■ **Extracted entries**:

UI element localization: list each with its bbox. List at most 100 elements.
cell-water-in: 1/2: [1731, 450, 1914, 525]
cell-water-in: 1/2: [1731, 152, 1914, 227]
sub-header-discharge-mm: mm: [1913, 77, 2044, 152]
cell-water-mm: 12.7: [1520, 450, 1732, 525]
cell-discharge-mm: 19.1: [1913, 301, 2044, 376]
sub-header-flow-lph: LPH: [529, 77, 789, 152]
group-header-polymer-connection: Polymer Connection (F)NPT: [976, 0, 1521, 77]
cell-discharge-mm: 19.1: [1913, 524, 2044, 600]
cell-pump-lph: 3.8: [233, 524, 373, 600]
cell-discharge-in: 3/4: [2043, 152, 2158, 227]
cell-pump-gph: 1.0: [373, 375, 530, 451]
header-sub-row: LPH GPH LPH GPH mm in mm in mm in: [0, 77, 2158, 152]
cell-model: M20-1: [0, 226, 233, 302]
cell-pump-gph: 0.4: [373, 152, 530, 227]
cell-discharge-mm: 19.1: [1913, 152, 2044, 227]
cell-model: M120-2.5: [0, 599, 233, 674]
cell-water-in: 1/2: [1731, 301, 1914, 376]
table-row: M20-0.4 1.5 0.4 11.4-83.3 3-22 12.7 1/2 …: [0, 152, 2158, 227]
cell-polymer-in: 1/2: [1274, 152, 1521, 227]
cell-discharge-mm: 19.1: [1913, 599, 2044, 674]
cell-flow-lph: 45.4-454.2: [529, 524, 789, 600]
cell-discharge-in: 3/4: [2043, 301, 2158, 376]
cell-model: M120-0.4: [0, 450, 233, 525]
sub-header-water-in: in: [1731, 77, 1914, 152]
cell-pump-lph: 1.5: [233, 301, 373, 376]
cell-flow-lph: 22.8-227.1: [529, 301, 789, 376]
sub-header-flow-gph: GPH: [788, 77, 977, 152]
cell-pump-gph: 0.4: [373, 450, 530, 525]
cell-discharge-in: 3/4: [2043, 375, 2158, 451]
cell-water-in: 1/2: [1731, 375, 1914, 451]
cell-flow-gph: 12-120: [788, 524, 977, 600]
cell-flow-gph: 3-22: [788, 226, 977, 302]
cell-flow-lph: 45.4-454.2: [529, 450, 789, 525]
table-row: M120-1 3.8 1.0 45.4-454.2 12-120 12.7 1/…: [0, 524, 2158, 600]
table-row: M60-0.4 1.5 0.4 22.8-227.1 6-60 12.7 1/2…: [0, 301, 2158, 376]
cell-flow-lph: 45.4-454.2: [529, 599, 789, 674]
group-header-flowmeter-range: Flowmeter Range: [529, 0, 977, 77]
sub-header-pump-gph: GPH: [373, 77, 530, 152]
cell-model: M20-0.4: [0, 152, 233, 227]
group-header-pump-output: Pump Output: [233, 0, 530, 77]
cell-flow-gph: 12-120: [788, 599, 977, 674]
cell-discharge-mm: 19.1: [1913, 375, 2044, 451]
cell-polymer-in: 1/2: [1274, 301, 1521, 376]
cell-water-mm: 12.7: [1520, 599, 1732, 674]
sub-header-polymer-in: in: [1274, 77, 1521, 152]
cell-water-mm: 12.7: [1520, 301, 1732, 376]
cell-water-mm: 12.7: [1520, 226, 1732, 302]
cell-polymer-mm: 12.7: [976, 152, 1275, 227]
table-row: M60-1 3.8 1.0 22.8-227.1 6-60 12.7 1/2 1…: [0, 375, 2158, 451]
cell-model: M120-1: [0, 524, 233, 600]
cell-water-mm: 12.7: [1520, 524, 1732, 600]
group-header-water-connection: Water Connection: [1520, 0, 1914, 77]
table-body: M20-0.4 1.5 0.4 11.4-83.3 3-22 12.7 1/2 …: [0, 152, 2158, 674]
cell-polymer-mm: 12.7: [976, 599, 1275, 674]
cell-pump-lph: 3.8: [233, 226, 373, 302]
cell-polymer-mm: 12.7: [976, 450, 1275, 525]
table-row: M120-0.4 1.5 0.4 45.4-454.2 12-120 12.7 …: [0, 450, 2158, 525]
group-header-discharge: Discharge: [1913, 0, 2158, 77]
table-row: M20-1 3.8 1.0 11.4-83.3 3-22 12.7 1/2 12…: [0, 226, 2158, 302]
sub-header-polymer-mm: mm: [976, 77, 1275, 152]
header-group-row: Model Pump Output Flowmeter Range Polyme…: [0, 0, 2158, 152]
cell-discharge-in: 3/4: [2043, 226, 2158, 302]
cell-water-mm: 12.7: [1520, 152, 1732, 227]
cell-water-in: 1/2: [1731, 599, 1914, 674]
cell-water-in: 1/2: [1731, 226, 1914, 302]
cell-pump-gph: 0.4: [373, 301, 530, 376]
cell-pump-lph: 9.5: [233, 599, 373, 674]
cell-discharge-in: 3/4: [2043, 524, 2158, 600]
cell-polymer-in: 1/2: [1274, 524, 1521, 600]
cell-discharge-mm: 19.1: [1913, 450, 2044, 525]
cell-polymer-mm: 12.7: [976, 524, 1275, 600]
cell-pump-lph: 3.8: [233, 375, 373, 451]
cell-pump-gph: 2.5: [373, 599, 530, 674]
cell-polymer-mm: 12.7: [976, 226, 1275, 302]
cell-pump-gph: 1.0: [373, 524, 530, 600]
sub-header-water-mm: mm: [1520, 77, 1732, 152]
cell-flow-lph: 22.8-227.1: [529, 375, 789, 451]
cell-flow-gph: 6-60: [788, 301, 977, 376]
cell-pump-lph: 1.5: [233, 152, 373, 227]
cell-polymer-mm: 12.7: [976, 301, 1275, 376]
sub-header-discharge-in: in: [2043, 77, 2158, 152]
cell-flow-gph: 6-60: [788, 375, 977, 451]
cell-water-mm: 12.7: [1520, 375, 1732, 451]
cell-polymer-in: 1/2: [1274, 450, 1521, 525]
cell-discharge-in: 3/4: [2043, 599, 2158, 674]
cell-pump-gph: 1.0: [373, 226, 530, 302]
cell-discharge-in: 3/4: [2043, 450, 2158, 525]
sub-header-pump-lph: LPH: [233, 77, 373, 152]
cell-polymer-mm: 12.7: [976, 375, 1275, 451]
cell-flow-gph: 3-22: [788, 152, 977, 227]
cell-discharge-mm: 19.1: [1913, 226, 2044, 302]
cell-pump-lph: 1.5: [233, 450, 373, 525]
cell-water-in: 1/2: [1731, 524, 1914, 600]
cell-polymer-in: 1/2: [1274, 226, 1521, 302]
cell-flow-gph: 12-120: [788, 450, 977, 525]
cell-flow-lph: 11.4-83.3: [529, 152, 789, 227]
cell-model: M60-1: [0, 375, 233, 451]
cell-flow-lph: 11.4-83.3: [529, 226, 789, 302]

■ **Requirements**:
Convert all of the lines above into a Markdown table with two columns, n for the row number and Line for the text of each line. Leave out any blank lines.

■ **Right answer**:
| n | Line |
|---|---|
| 1 | UI element localization: list each with its bbox. List at most 100 elements. |
| 2 | cell-water-in: 1/2: [1731, 450, 1914, 525] |
| 3 | cell-water-in: 1/2: [1731, 152, 1914, 227] |
| 4 | sub-header-discharge-mm: mm: [1913, 77, 2044, 152] |
| 5 | cell-water-mm: 12.7: [1520, 450, 1732, 525] |
| 6 | cell-discharge-mm: 19.1: [1913, 301, 2044, 376] |
| 7 | sub-header-flow-lph: LPH: [529, 77, 789, 152] |
| 8 | group-header-polymer-connection: Polymer Connection (F)NPT: [976, 0, 1521, 77] |
| 9 | cell-discharge-mm: 19.1: [1913, 524, 2044, 600] |
| 10 | cell-pump-lph: 3.8: [233, 524, 373, 600] |
| 11 | cell-discharge-in: 3/4: [2043, 152, 2158, 227] |
| 12 | cell-pump-gph: 1.0: [373, 375, 530, 451] |
| 13 | header-sub-row: LPH GPH LPH GPH mm in mm in mm in: [0, 77, 2158, 152] |
| 14 | cell-model: M20-1: [0, 226, 233, 302] |
| 15 | cell-pump-gph: 0.4: [373, 152, 530, 227] |
| 16 | cell-discharge-mm: 19.1: [1913, 152, 2044, 227] |
| 17 | cell-model: M120-2.5: [0, 599, 233, 674] |
| 18 | cell-water-in: 1/2: [1731, 301, 1914, 376] |
| 19 | table-row: M20-0.4 1.5 0.4 11.4-83.3 3-22 12.7 1/2 …: [0, 152, 2158, 227] |
| 20 | cell-polymer-in: 1/2: [1274, 152, 1521, 227] |
| 21 | cell-discharge-mm: 19.1: [1913, 599, 2044, 674] |
| 22 | cell-flow-lph: 45.4-454.2: [529, 524, 789, 600] |
| 23 | cell-discharge-in: 3/4: [2043, 301, 2158, 376] |
| 24 | cell-model: M120-0.4: [0, 450, 233, 525] |
| 25 | sub-header-water-in: in: [1731, 77, 1914, 152] |
| 26 | cell-pump-lph: 1.5: [233, 301, 373, 376] |
| 27 | cell-flow-lph: 22.8-227.1: [529, 301, 789, 376] |
| 28 | sub-header-flow-gph: GPH: [788, 77, 977, 152] |
| 29 | cell-pump-gph: 0.4: [373, 450, 530, 525] |
| 30 | cell-discharge-in: 3/4: [2043, 375, 2158, 451] |
| 31 | cell-water-in: 1/2: [1731, 375, 1914, 451] |
| 32 | cell-flow-gph: 12-120: [788, 524, 977, 600] |
| 33 | cell-flow-gph: 3-22: [788, 226, 977, 302] |
| 34 | cell-flow-lph: 45.4-454.2: [529, 450, 789, 525] |
| 35 | table-row: M120-1 3.8 1.0 45.4-454.2 12-120 12.7 1/…: [0, 524, 2158, 600] |
| 36 | table-row: M60-0.4 1.5 0.4 22.8-227.1 6-60 12.7 1/2…: [0, 301, 2158, 376] |
| 37 | cell-flow-lph: 45.4-454.2: [529, 599, 789, 674] |
| 38 | group-header-flowmeter-range: Flowmeter Range: [529, 0, 977, 77] |
| 39 | sub-header-pump-gph: GPH: [373, 77, 530, 152] |
| 40 | cell-model: M20-0.4: [0, 152, 233, 227] |
| 41 | group-header-pump-output: Pump Output: [233, 0, 530, 77] |
| 42 | cell-flow-gph: 12-120: [788, 599, 977, 674] |
| 43 | cell-discharge-mm: 19.1: [1913, 375, 2044, 451] |
| 44 | cell-polymer-in: 1/2: [1274, 301, 1521, 376] |
| 45 | cell-water-mm: 12.7: [1520, 599, 1732, 674] |
| 46 | sub-header-polymer-in: in: [1274, 77, 1521, 152] |
| 47 | cell-water-mm: 12.7: [1520, 301, 1732, 376] |
| 48 | cell-water-mm: 12.7: [1520, 226, 1732, 302] |
| 49 | cell-polymer-mm: 12.7: [976, 152, 1275, 227] |
| 50 | table-row: M60-1 3.8 1.0 22.8-227.1 6-60 12.7 1/2 1…: [0, 375, 2158, 451] |
| 51 | cell-model: M120-1: [0, 524, 233, 600] |
| 52 | cell-water-mm: 12.7: [1520, 524, 1732, 600] |
| 53 | group-header-water-connection: Water Connection: [1520, 0, 1914, 77] |
| 54 | table-body: M20-0.4 1.5 0.4 11.4-83.3 3-22 12.7 1/2 …: [0, 152, 2158, 674] |
| 55 | cell-polymer-mm: 12.7: [976, 599, 1275, 674] |
| 56 | cell-pump-lph: 3.8: [233, 226, 373, 302] |
| 57 | cell-polymer-mm: 12.7: [976, 450, 1275, 525] |
| 58 | table-row: M120-0.4 1.5 0.4 45.4-454.2 12-120 12.7 …: [0, 450, 2158, 525] |
| 59 | group-header-discharge: Discharge: [1913, 0, 2158, 77] |
| 60 | table-row: M20-1 3.8 1.0 11.4-83.3 3-22 12.7 1/2 12…: [0, 226, 2158, 302] |
| 61 | sub-header-polymer-mm: mm: [976, 77, 1275, 152] |
| 62 | header-group-row: Model Pump Output Flowmeter Range Polyme…: [0, 0, 2158, 152] |
| 63 | cell-discharge-in: 3/4: [2043, 226, 2158, 302] |
| 64 | cell-water-mm: 12.7: [1520, 152, 1732, 227] |
| 65 | cell-water-in: 1/2: [1731, 599, 1914, 674] |
| 66 | cell-water-in: 1/2: [1731, 226, 1914, 302] |
| 67 | cell-pump-gph: 0.4: [373, 301, 530, 376] |
| 68 | cell-pump-lph: 9.5: [233, 599, 373, 674] |
| 69 | cell-discharge-in: 3/4: [2043, 524, 2158, 600] |
| 70 | cell-polymer-in: 1/2: [1274, 524, 1521, 600] |
| 71 | cell-discharge-mm: 19.1: [1913, 450, 2044, 525] |
| 72 | cell-polymer-mm: 12.7: [976, 524, 1275, 600] |
| 73 | cell-pump-lph: 3.8: [233, 375, 373, 451] |
| 74 | cell-pump-gph: 2.5: [373, 599, 530, 674] |
| 75 | cell-polymer-mm: 12.7: [976, 226, 1275, 302] |
| 76 | cell-pump-gph: 1.0: [373, 524, 530, 600] |
| 77 | sub-header-water-mm: mm: [1520, 77, 1732, 152] |
| 78 | cell-flow-lph: 22.8-227.1: [529, 375, 789, 451] |
| 79 | cell-flow-gph: 6-60: [788, 301, 977, 376] |
| 80 | cell-pump-lph: 1.5: [233, 152, 373, 227] |
| 81 | cell-polymer-mm: 12.7: [976, 301, 1275, 376] |
| 82 | sub-header-discharge-in: in: [2043, 77, 2158, 152] |
| 83 | cell-flow-gph: 6-60: [788, 375, 977, 451] |
| 84 | cell-water-mm: 12.7: [1520, 375, 1732, 451] |
| 85 | cell-polymer-in: 1/2: [1274, 450, 1521, 525] |
| 86 | cell-discharge-in: 3/4: [2043, 599, 2158, 674] |
| 87 | cell-pump-gph: 1.0: [373, 226, 530, 302] |
| 88 | cell-discharge-in: 3/4: [2043, 450, 2158, 525] |
| 89 | sub-header-pump-lph: LPH: [233, 77, 373, 152] |
| 90 | cell-polymer-mm: 12.7: [976, 375, 1275, 451] |
| 91 | cell-flow-gph: 3-22: [788, 152, 977, 227] |
| 92 | cell-discharge-mm: 19.1: [1913, 226, 2044, 302] |
| 93 | cell-pump-lph: 1.5: [233, 450, 373, 525] |
| 94 | cell-water-in: 1/2: [1731, 524, 1914, 600] |
| 95 | cell-polymer-in: 1/2: [1274, 226, 1521, 302] |
| 96 | cell-flow-gph: 12-120: [788, 450, 977, 525] |
| 97 | cell-flow-lph: 11.4-83.3: [529, 152, 789, 227] |
| 98 | cell-model: M60-1: [0, 375, 233, 451] |
| 99 | cell-flow-lph: 11.4-83.3: [529, 226, 789, 302] |